What you are asked to do: Set down every entry again word for word, please, but skip the pictures.

Information provided:
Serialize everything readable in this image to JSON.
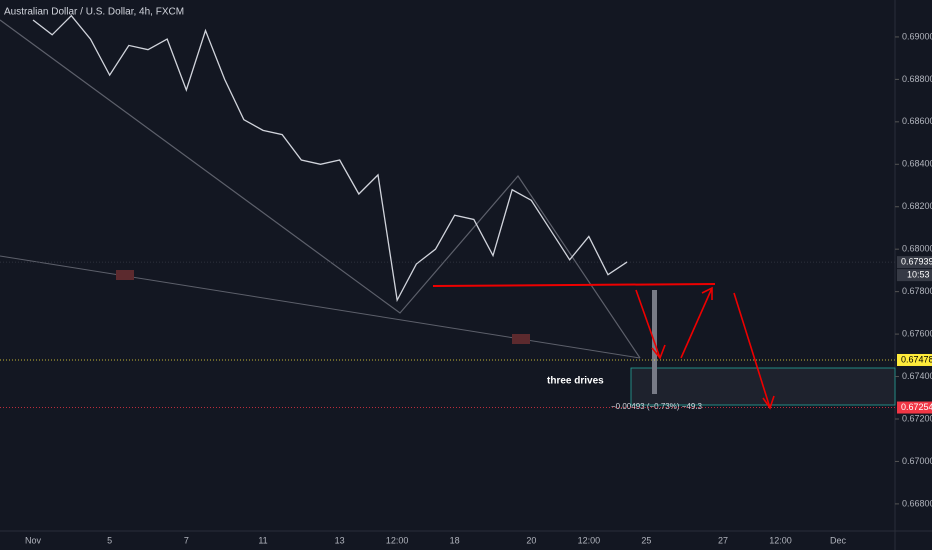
{
  "chart_data": {
    "type": "line",
    "title": "Australian Dollar / U.S. Dollar, 4h, FXCM",
    "categories": [
      "Nov",
      null,
      null,
      null,
      "5",
      null,
      null,
      null,
      "7",
      null,
      null,
      null,
      "11",
      null,
      null,
      null,
      "13",
      null,
      null,
      "12:00",
      null,
      null,
      "18",
      null,
      null,
      null,
      "20",
      null,
      null,
      "12:00",
      null,
      null,
      "25",
      null,
      null,
      null,
      "27",
      null,
      null,
      "12:00",
      null,
      null,
      "Dec"
    ],
    "values": [
      0.6908,
      0.6901,
      0.691,
      0.6899,
      0.6882,
      0.6896,
      0.6894,
      0.6899,
      0.6875,
      0.6903,
      0.688,
      0.6861,
      0.6856,
      0.6854,
      0.6842,
      0.684,
      0.6842,
      0.6826,
      0.6835,
      0.6776,
      0.6793,
      0.68,
      0.6816,
      0.6814,
      0.6797,
      0.6828,
      0.6823,
      0.6809,
      0.6795,
      0.6806,
      0.6788,
      0.6794,
      null,
      null,
      null,
      null,
      null,
      null,
      null,
      null,
      null,
      null,
      null
    ],
    "color": "#d1d4dc",
    "ylim": [
      0.66677,
      0.69174
    ],
    "yticks": [
      {
        "value": 0.668,
        "label": "0.66800"
      },
      {
        "value": 0.67,
        "label": "0.67000"
      },
      {
        "value": 0.672,
        "label": "0.67200"
      },
      {
        "value": 0.674,
        "label": "0.67400"
      },
      {
        "value": 0.676,
        "label": "0.67600"
      },
      {
        "value": 0.678,
        "label": "0.67800"
      },
      {
        "value": 0.68,
        "label": "0.68000"
      },
      {
        "value": 0.682,
        "label": "0.68200"
      },
      {
        "value": 0.684,
        "label": "0.68400"
      },
      {
        "value": 0.686,
        "label": "0.68600"
      },
      {
        "value": 0.688,
        "label": "0.68800"
      },
      {
        "value": 0.69,
        "label": "0.69000"
      }
    ],
    "grid": false,
    "price_markers": [
      {
        "value": 0.67939,
        "label": "0.67939",
        "color": "#363a45"
      },
      {
        "value": 0.67478,
        "label": "0.67478",
        "color": "#ffeb3b"
      },
      {
        "value": 0.67254,
        "label": "0.67254",
        "color": "#f23645"
      }
    ],
    "countdown": "10:53",
    "annotations": [
      "three drives",
      "−0.00493 (−0.73%) −49.3"
    ]
  }
}
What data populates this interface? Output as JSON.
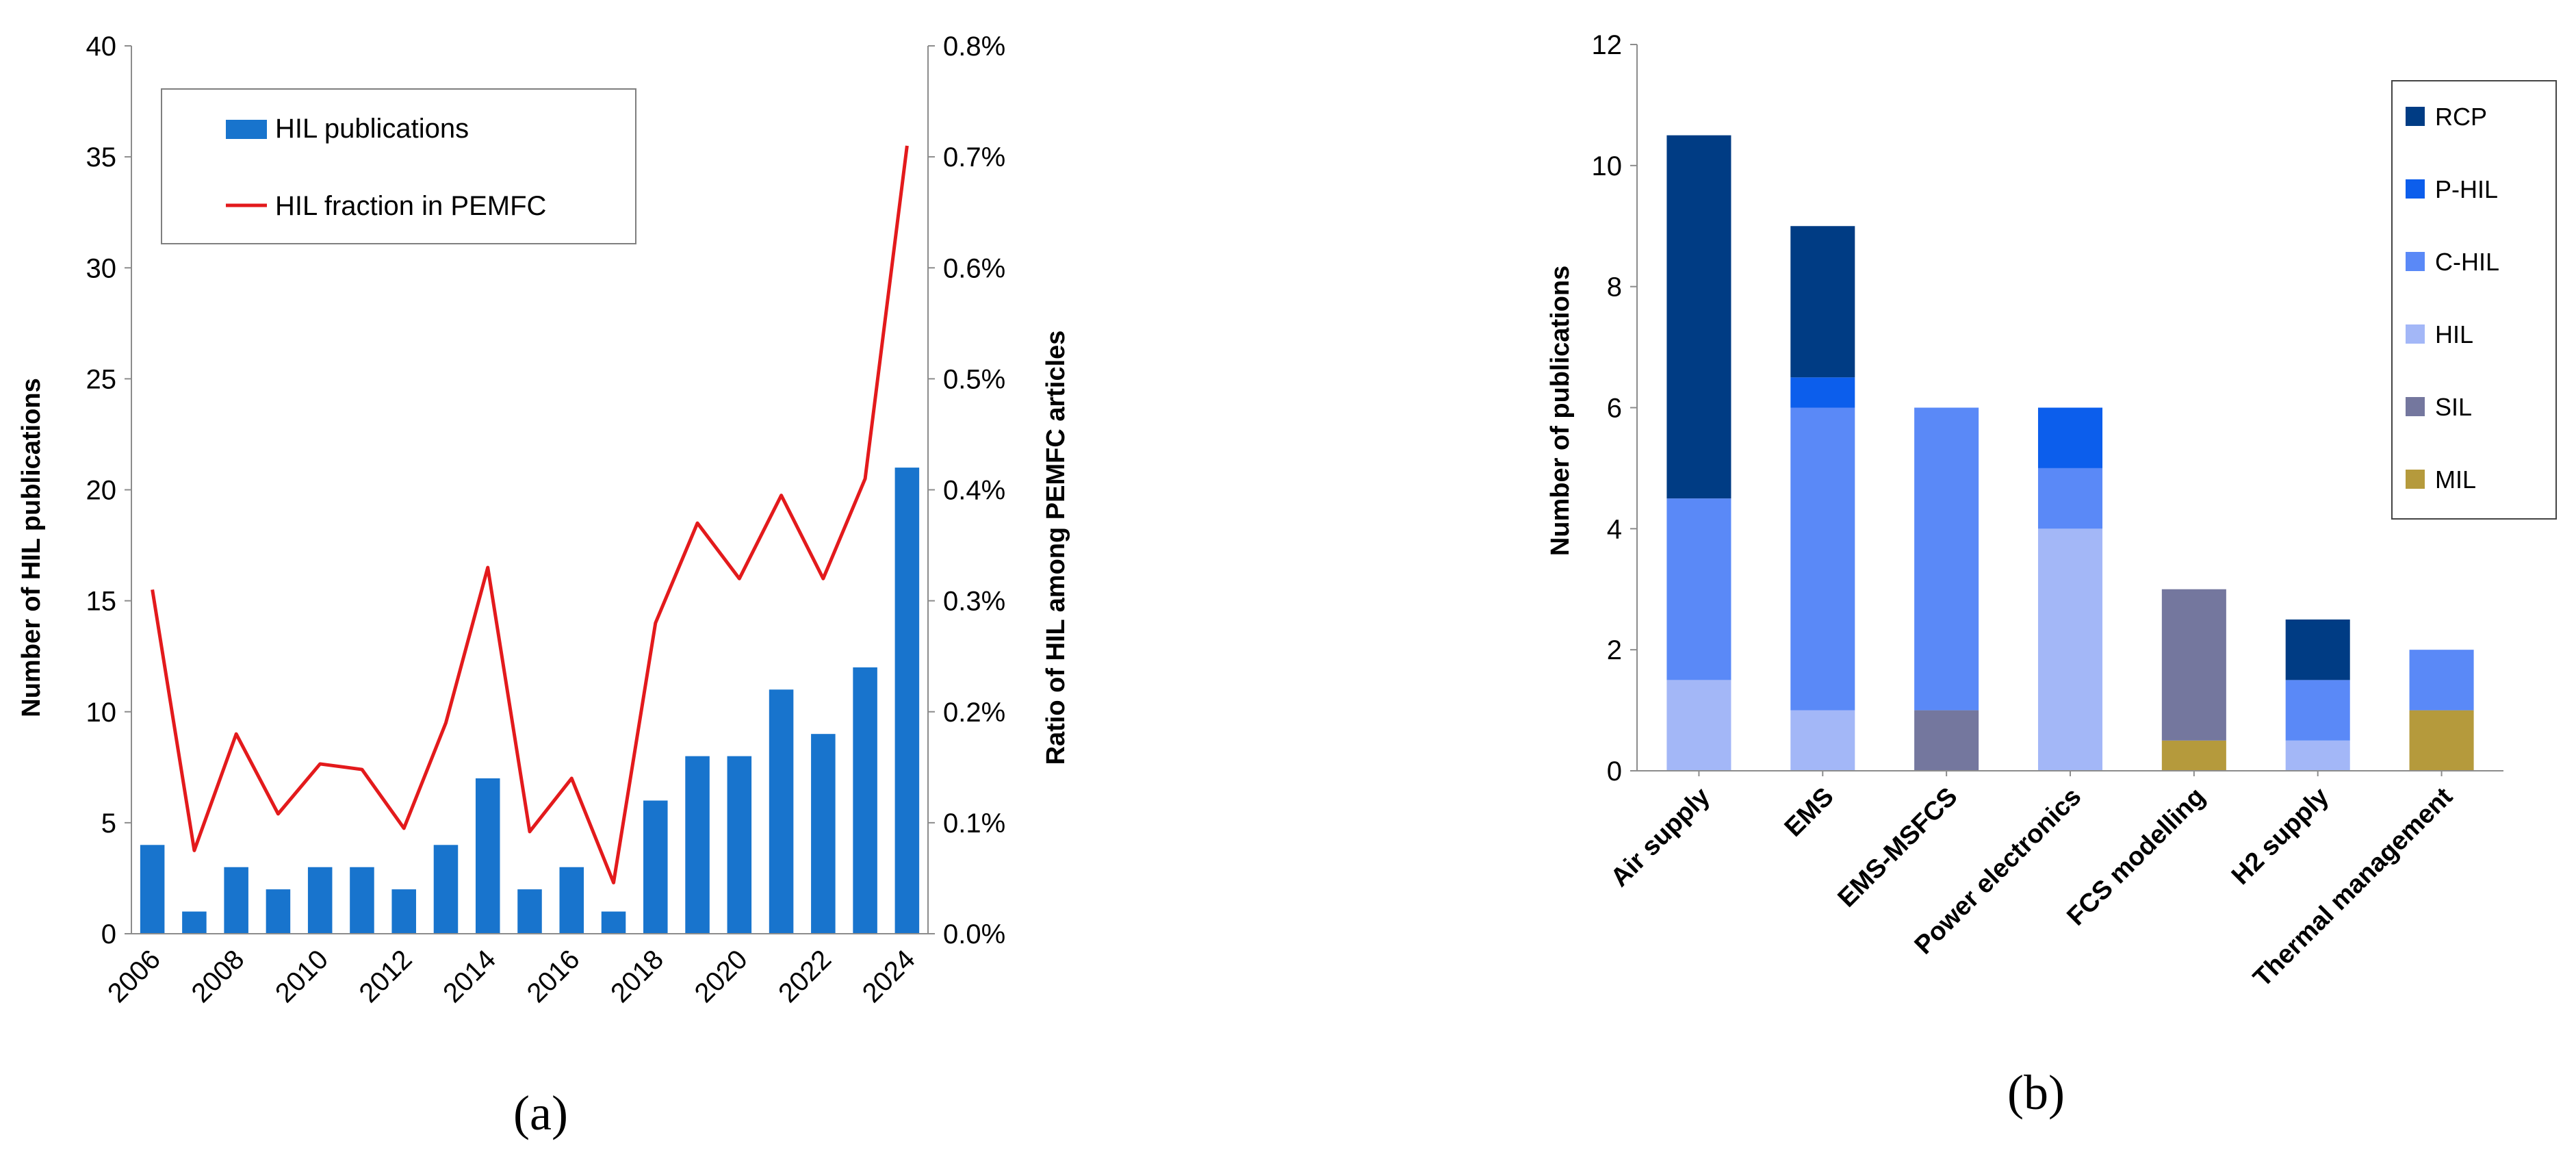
{
  "chart_data": [
    {
      "type": "bar",
      "panel_label": "(a)",
      "categories": [
        "2006",
        "2007",
        "2008",
        "2009",
        "2010",
        "2011",
        "2012",
        "2013",
        "2014",
        "2015",
        "2016",
        "2017",
        "2018",
        "2019",
        "2020",
        "2021",
        "2022",
        "2023",
        "2024"
      ],
      "x_tick_labels": [
        "2006",
        "2008",
        "2010",
        "2012",
        "2014",
        "2016",
        "2018",
        "2020",
        "2022",
        "2024"
      ],
      "series": [
        {
          "name": "HIL publications",
          "kind": "bar",
          "axis": "left",
          "color": "#1874CD",
          "values": [
            4,
            1,
            3,
            2,
            3,
            3,
            2,
            4,
            7,
            2,
            3,
            1,
            6,
            8,
            8,
            11,
            9,
            12,
            21
          ]
        },
        {
          "name": "HIL fraction in PEMFC",
          "kind": "line",
          "axis": "right",
          "color": "#E31A1C",
          "values": [
            0.31,
            0.075,
            0.18,
            0.108,
            0.153,
            0.148,
            0.095,
            0.19,
            0.33,
            0.092,
            0.14,
            0.046,
            0.28,
            0.37,
            0.32,
            0.395,
            0.32,
            0.41,
            0.71
          ]
        }
      ],
      "ylabel": "Number of HIL publications",
      "ylim": [
        0,
        40
      ],
      "yticks": [
        "0",
        "5",
        "10",
        "15",
        "20",
        "25",
        "30",
        "35",
        "40"
      ],
      "y2label": "Ratio of HIL among PEMFC articles",
      "y2lim": [
        0,
        0.8
      ],
      "y2ticks": [
        "0.0%",
        "0.1%",
        "0.2%",
        "0.3%",
        "0.4%",
        "0.5%",
        "0.6%",
        "0.7%",
        "0.8%"
      ],
      "legend": "top-left",
      "grid": false
    },
    {
      "type": "bar",
      "stacked": true,
      "panel_label": "(b)",
      "categories": [
        "Air supply",
        "EMS",
        "EMS-MSFCS",
        "Power electronics",
        "FCS modelling",
        "H2 supply",
        "Thermal management"
      ],
      "series": [
        {
          "name": "MIL",
          "color": "#B59A3C",
          "values": [
            0,
            0,
            0,
            0,
            0.5,
            0,
            1
          ]
        },
        {
          "name": "SIL",
          "color": "#74779E",
          "values": [
            0,
            0,
            1,
            0,
            2.5,
            0,
            0
          ]
        },
        {
          "name": "HIL",
          "color": "#A3B7F7",
          "values": [
            1.5,
            1,
            0,
            4,
            0,
            0.5,
            0
          ]
        },
        {
          "name": "C-HIL",
          "color": "#5A89F7",
          "values": [
            3,
            5,
            5,
            1,
            0,
            1,
            1
          ]
        },
        {
          "name": "P-HIL",
          "color": "#0C5EEC",
          "values": [
            0,
            0.5,
            0,
            1,
            0,
            0,
            0
          ]
        },
        {
          "name": "RCP",
          "color": "#003C84",
          "values": [
            6,
            2.5,
            0,
            0,
            0,
            1,
            0
          ]
        }
      ],
      "legend_order": [
        "RCP",
        "P-HIL",
        "C-HIL",
        "HIL",
        "SIL",
        "MIL"
      ],
      "ylabel": "Number of publications",
      "ylim": [
        0,
        12
      ],
      "yticks": [
        "0",
        "2",
        "4",
        "6",
        "8",
        "10",
        "12"
      ],
      "legend": "top-right",
      "grid": false
    }
  ]
}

Output for this exercise:
Serialize everything readable in this image to JSON.
{
  "chart_data": {
    "type": "line",
    "title": "Australian Dollar / U.S. Dollar, 4h, FXCM",
    "categories": [
      "Nov",
      null,
      null,
      null,
      "5",
      null,
      null,
      null,
      "7",
      null,
      null,
      null,
      "11",
      null,
      null,
      null,
      "13",
      null,
      null,
      "12:00",
      null,
      null,
      "18",
      null,
      null,
      null,
      "20",
      null,
      null,
      "12:00",
      null,
      null,
      "25",
      null,
      null,
      null,
      "27",
      null,
      null,
      "12:00",
      null,
      null,
      "Dec"
    ],
    "values": [
      0.6908,
      0.6901,
      0.691,
      0.6899,
      0.6882,
      0.6896,
      0.6894,
      0.6899,
      0.6875,
      0.6903,
      0.688,
      0.6861,
      0.6856,
      0.6854,
      0.6842,
      0.684,
      0.6842,
      0.6826,
      0.6835,
      0.6776,
      0.6793,
      0.68,
      0.6816,
      0.6814,
      0.6797,
      0.6828,
      0.6823,
      0.6809,
      0.6795,
      0.6806,
      0.6788,
      0.6794,
      null,
      null,
      null,
      null,
      null,
      null,
      null,
      null,
      null,
      null,
      null
    ],
    "color": "#d1d4dc",
    "ylim": [
      0.66677,
      0.69174
    ],
    "yticks": [
      {
        "value": 0.668,
        "label": "0.66800"
      },
      {
        "value": 0.67,
        "label": "0.67000"
      },
      {
        "value": 0.672,
        "label": "0.67200"
      },
      {
        "value": 0.674,
        "label": "0.67400"
      },
      {
        "value": 0.676,
        "label": "0.67600"
      },
      {
        "value": 0.678,
        "label": "0.67800"
      },
      {
        "value": 0.68,
        "label": "0.68000"
      },
      {
        "value": 0.682,
        "label": "0.68200"
      },
      {
        "value": 0.684,
        "label": "0.68400"
      },
      {
        "value": 0.686,
        "label": "0.68600"
      },
      {
        "value": 0.688,
        "label": "0.68800"
      },
      {
        "value": 0.69,
        "label": "0.69000"
      }
    ],
    "grid": false,
    "price_markers": [
      {
        "value": 0.67939,
        "label": "0.67939",
        "color": "#363a45"
      },
      {
        "value": 0.67478,
        "label": "0.67478",
        "color": "#ffeb3b"
      },
      {
        "value": 0.67254,
        "label": "0.67254",
        "color": "#f23645"
      }
    ],
    "countdown": "10:53",
    "annotations": [
      "three drives",
      "−0.00493 (−0.73%) −49.3"
    ]
  }
}
What data populates this interface? Output as JSON.
{
  "chart_data": [
    {
      "type": "bar",
      "panel_label": "(a)",
      "categories": [
        "2006",
        "2007",
        "2008",
        "2009",
        "2010",
        "2011",
        "2012",
        "2013",
        "2014",
        "2015",
        "2016",
        "2017",
        "2018",
        "2019",
        "2020",
        "2021",
        "2022",
        "2023",
        "2024"
      ],
      "x_tick_labels": [
        "2006",
        "2008",
        "2010",
        "2012",
        "2014",
        "2016",
        "2018",
        "2020",
        "2022",
        "2024"
      ],
      "series": [
        {
          "name": "HIL publications",
          "kind": "bar",
          "axis": "left",
          "color": "#1874CD",
          "values": [
            4,
            1,
            3,
            2,
            3,
            3,
            2,
            4,
            7,
            2,
            3,
            1,
            6,
            8,
            8,
            11,
            9,
            12,
            21
          ]
        },
        {
          "name": "HIL fraction in PEMFC",
          "kind": "line",
          "axis": "right",
          "color": "#E31A1C",
          "values": [
            0.31,
            0.075,
            0.18,
            0.108,
            0.153,
            0.148,
            0.095,
            0.19,
            0.33,
            0.092,
            0.14,
            0.046,
            0.28,
            0.37,
            0.32,
            0.395,
            0.32,
            0.41,
            0.71
          ]
        }
      ],
      "ylabel": "Number of HIL publications",
      "ylim": [
        0,
        40
      ],
      "yticks": [
        "0",
        "5",
        "10",
        "15",
        "20",
        "25",
        "30",
        "35",
        "40"
      ],
      "y2label": "Ratio of HIL among PEMFC articles",
      "y2lim": [
        0,
        0.8
      ],
      "y2ticks": [
        "0.0%",
        "0.1%",
        "0.2%",
        "0.3%",
        "0.4%",
        "0.5%",
        "0.6%",
        "0.7%",
        "0.8%"
      ],
      "legend": "top-left",
      "grid": false
    },
    {
      "type": "bar",
      "stacked": true,
      "panel_label": "(b)",
      "categories": [
        "Air supply",
        "EMS",
        "EMS-MSFCS",
        "Power electronics",
        "FCS modelling",
        "H2 supply",
        "Thermal management"
      ],
      "series": [
        {
          "name": "MIL",
          "color": "#B59A3C",
          "values": [
            0,
            0,
            0,
            0,
            0.5,
            0,
            1
          ]
        },
        {
          "name": "SIL",
          "color": "#74779E",
          "values": [
            0,
            0,
            1,
            0,
            2.5,
            0,
            0
          ]
        },
        {
          "name": "HIL",
          "color": "#A3B7F7",
          "values": [
            1.5,
            1,
            0,
            4,
            0,
            0.5,
            0
          ]
        },
        {
          "name": "C-HIL",
          "color": "#5A89F7",
          "values": [
            3,
            5,
            5,
            1,
            0,
            1,
            1
          ]
        },
        {
          "name": "P-HIL",
          "color": "#0C5EEC",
          "values": [
            0,
            0.5,
            0,
            1,
            0,
            0,
            0
          ]
        },
        {
          "name": "RCP",
          "color": "#003C84",
          "values": [
            6,
            2.5,
            0,
            0,
            0,
            1,
            0
          ]
        }
      ],
      "legend_order": [
        "RCP",
        "P-HIL",
        "C-HIL",
        "HIL",
        "SIL",
        "MIL"
      ],
      "ylabel": "Number of publications",
      "ylim": [
        0,
        12
      ],
      "yticks": [
        "0",
        "2",
        "4",
        "6",
        "8",
        "10",
        "12"
      ],
      "legend": "top-right",
      "grid": false
    }
  ]
}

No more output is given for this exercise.